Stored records

========

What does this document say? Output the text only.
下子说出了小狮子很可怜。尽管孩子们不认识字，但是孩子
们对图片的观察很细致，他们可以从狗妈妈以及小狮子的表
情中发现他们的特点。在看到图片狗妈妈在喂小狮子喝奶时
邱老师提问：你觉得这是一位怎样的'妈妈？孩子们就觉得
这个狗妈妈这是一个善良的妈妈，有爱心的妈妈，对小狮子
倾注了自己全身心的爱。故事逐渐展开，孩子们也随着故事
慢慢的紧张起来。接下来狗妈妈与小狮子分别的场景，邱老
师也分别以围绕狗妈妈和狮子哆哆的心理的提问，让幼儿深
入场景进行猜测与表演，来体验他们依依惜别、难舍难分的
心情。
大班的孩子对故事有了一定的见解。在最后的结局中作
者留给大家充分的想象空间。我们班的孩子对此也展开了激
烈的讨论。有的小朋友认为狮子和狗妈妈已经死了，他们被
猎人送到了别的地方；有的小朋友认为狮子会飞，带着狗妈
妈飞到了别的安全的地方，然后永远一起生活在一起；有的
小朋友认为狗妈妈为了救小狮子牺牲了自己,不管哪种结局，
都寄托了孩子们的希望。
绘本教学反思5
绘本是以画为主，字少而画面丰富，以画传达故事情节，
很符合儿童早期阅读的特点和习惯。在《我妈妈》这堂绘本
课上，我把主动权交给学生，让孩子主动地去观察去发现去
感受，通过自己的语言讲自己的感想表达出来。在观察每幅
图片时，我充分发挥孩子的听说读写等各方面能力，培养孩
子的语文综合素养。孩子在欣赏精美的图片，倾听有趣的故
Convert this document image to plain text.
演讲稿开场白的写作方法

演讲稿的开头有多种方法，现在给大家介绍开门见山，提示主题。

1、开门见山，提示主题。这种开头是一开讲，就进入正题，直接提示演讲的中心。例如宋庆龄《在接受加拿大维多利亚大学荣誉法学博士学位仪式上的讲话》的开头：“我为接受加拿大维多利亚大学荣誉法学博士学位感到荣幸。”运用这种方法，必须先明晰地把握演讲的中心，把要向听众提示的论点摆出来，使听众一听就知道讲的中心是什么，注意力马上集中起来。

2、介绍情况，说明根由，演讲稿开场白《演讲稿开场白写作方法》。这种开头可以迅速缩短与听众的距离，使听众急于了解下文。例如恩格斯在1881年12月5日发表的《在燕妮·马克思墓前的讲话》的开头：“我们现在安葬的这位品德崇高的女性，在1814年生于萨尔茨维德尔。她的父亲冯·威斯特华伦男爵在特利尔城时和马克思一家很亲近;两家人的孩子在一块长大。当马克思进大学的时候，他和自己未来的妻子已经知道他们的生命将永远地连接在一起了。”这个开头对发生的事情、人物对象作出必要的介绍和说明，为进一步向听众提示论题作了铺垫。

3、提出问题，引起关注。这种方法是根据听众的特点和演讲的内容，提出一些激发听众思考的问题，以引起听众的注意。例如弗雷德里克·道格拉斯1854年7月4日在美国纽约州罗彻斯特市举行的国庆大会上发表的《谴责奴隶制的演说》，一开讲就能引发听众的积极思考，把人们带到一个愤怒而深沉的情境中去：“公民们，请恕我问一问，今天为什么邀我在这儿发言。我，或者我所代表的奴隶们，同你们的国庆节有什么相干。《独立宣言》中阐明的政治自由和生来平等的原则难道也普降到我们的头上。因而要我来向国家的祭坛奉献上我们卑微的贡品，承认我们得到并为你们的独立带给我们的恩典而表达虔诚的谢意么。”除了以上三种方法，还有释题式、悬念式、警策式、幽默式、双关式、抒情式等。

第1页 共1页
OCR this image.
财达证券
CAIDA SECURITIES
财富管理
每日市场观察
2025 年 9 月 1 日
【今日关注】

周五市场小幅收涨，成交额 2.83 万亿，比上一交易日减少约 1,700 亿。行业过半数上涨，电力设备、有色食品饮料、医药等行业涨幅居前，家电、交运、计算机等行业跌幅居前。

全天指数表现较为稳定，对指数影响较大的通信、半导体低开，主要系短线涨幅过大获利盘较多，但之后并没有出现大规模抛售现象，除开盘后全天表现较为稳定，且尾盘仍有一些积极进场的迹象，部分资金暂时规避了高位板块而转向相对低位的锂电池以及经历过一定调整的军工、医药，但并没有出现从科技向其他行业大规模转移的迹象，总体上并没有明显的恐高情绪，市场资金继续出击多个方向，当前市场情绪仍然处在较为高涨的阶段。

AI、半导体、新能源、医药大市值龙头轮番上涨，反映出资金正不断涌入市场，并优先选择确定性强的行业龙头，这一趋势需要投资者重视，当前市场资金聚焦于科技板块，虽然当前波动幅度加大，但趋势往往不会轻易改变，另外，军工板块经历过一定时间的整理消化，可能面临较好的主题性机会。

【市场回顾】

========

### Task statement
Return each line of the records above exactly as it reads.

### Answer to the exercise
What does this document say? Output the text only.
下子说出了小狮子很可怜。尽管孩子们不认识字，但是孩子
们对图片的观察很细致，他们可以从狗妈妈以及小狮子的表
情中发现他们的特点。在看到图片狗妈妈在喂小狮子喝奶时
邱老师提问：你觉得这是一位怎样的'妈妈？孩子们就觉得
这个狗妈妈这是一个善良的妈妈，有爱心的妈妈，对小狮子
倾注了自己全身心的爱。故事逐渐展开，孩子们也随着故事
慢慢的紧张起来。接下来狗妈妈与小狮子分别的场景，邱老
师也分别以围绕狗妈妈和狮子哆哆的心理的提问，让幼儿深
入场景进行猜测与表演，来体验他们依依惜别、难舍难分的
心情。
大班的孩子对故事有了一定的见解。在最后的结局中作
者留给大家充分的想象空间。我们班的孩子对此也展开了激
烈的讨论。有的小朋友认为狮子和狗妈妈已经死了，他们被
猎人送到了别的地方；有的小朋友认为狮子会飞，带着狗妈
妈飞到了别的安全的地方，然后永远一起生活在一起；有的
小朋友认为狗妈妈为了救小狮子牺牲了自己,不管哪种结局，
都寄托了孩子们的希望。
绘本教学反思5
绘本是以画为主，字少而画面丰富，以画传达故事情节，
很符合儿童早期阅读的特点和习惯。在《我妈妈》这堂绘本
课上，我把主动权交给学生，让孩子主动地去观察去发现去
感受，通过自己的语言讲自己的感想表达出来。在观察每幅
图片时，我充分发挥孩子的听说读写等各方面能力，培养孩
子的语文综合素养。孩子在欣赏精美的图片，倾听有趣的故
Convert this document image to plain text.
演讲稿开场白的写作方法

演讲稿的开头有多种方法，现在给大家介绍开门见山，提示主题。

1、开门见山，提示主题。这种开头是一开讲，就进入正题，直接提示演讲的中心。例如宋庆龄《在接受加拿大维多利亚大学荣誉法学博士学位仪式上的讲话》的开头：“我为接受加拿大维多利亚大学荣誉法学博士学位感到荣幸。”运用这种方法，必须先明晰地把握演讲的中心，把要向听众提示的论点摆出来，使听众一听就知道讲的中心是什么，注意力马上集中起来。

2、介绍情况，说明根由，演讲稿开场白《演讲稿开场白写作方法》。这种开头可以迅速缩短与听众的距离，使听众急于了解下文。例如恩格斯在1881年12月5日发表的《在燕妮·马克思墓前的讲话》的开头：“我们现在安葬的这位品德崇高的女性，在1814年生于萨尔茨维德尔。她的父亲冯·威斯特华伦男爵在特利尔城时和马克思一家很亲近;两家人的孩子在一块长大。当马克思进大学的时候，他和自己未来的妻子已经知道他们的生命将永远地连接在一起了。”这个开头对发生的事情、人物对象作出必要的介绍和说明，为进一步向听众提示论题作了铺垫。

3、提出问题，引起关注。这种方法是根据听众的特点和演讲的内容，提出一些激发听众思考的问题，以引起听众的注意。例如弗雷德里克·道格拉斯1854年7月4日在美国纽约州罗彻斯特市举行的国庆大会上发表的《谴责奴隶制的演说》，一开讲就能引发听众的积极思考，把人们带到一个愤怒而深沉的情境中去：“公民们，请恕我问一问，今天为什么邀我在这儿发言。我，或者我所代表的奴隶们，同你们的国庆节有什么相干。《独立宣言》中阐明的政治自由和生来平等的原则难道也普降到我们的头上。因而要我来向国家的祭坛奉献上我们卑微的贡品，承认我们得到并为你们的独立带给我们的恩典而表达虔诚的谢意么。”除了以上三种方法，还有释题式、悬念式、警策式、幽默式、双关式、抒情式等。

第1页 共1页
OCR this image.
财达证券
CAIDA SECURITIES
财富管理
每日市场观察
2025 年 9 月 1 日
【今日关注】

周五市场小幅收涨，成交额 2.83 万亿，比上一交易日减少约 1,700 亿。行业过半数上涨，电力设备、有色食品饮料、医药等行业涨幅居前，家电、交运、计算机等行业跌幅居前。

全天指数表现较为稳定，对指数影响较大的通信、半导体低开，主要系短线涨幅过大获利盘较多，但之后并没有出现大规模抛售现象，除开盘后全天表现较为稳定，且尾盘仍有一些积极进场的迹象，部分资金暂时规避了高位板块而转向相对低位的锂电池以及经历过一定调整的军工、医药，但并没有出现从科技向其他行业大规模转移的迹象，总体上并没有明显的恐高情绪，市场资金继续出击多个方向，当前市场情绪仍然处在较为高涨的阶段。

AI、半导体、新能源、医药大市值龙头轮番上涨，反映出资金正不断涌入市场，并优先选择确定性强的行业龙头，这一趋势需要投资者重视，当前市场资金聚焦于科技板块，虽然当前波动幅度加大，但趋势往往不会轻易改变，另外，军工板块经历过一定时间的整理消化，可能面临较好的主题性机会。

【市场回顾】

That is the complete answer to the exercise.